JOB =>
Leave out any pictures and transcribe all other data below exactly.

ROWS =>
================================

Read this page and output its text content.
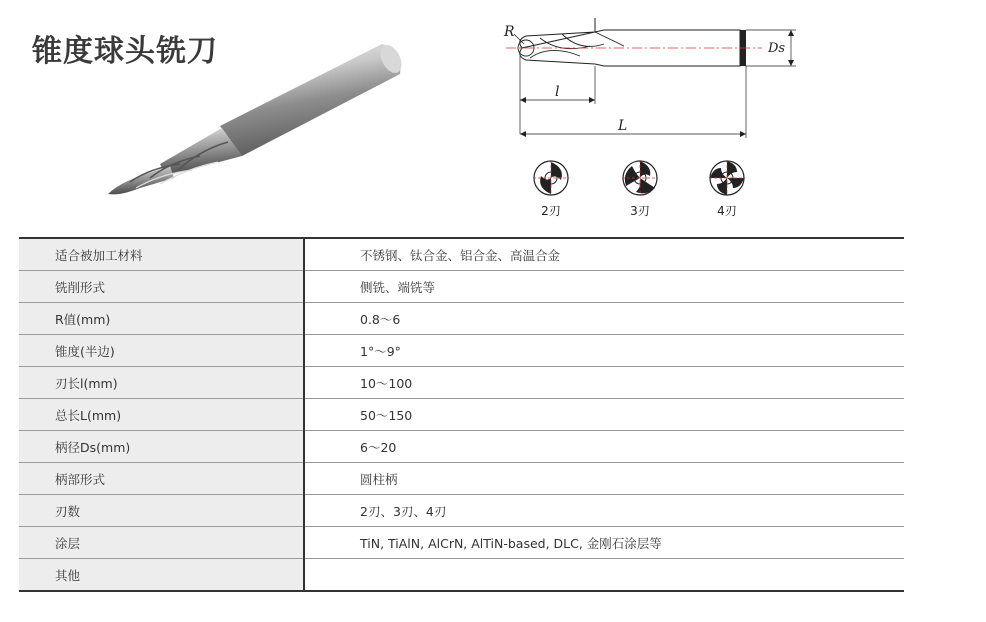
锥度球头铣刀
R
Ds
l
L
2刃	3刃	4刃
适合被加工材料	不锈钢、钛合金、铝合金、高温合金
铣削形式	侧铣、端铣等
R值(mm)	0.8～6
锥度(半边)	1°～9°
刃长l(mm)	10～100
总长L(mm)	50～150
柄径Ds(mm)	6～20
柄部形式	圆柱柄
刃数	2刃、3刃、4刃
涂层	TiN, TiAlN, AlCrN, AlTiN-based, DLC, 金刚石涂层等
其他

================================

EXERCISE ANSWER =>
Read this page and output its text content.
锥度球头铣刀
R
Ds
l
L
2刃	3刃	4刃
适合被加工材料	不锈钢、钛合金、铝合金、高温合金
铣削形式	侧铣、端铣等
R值(mm)	0.8～6
锥度(半边)	1°～9°
刃长l(mm)	10～100
总长L(mm)	50～150
柄径Ds(mm)	6～20
柄部形式	圆柱柄
刃数	2刃、3刃、4刃
涂层	TiN, TiAlN, AlCrN, AlTiN-based, DLC, 金刚石涂层等
其他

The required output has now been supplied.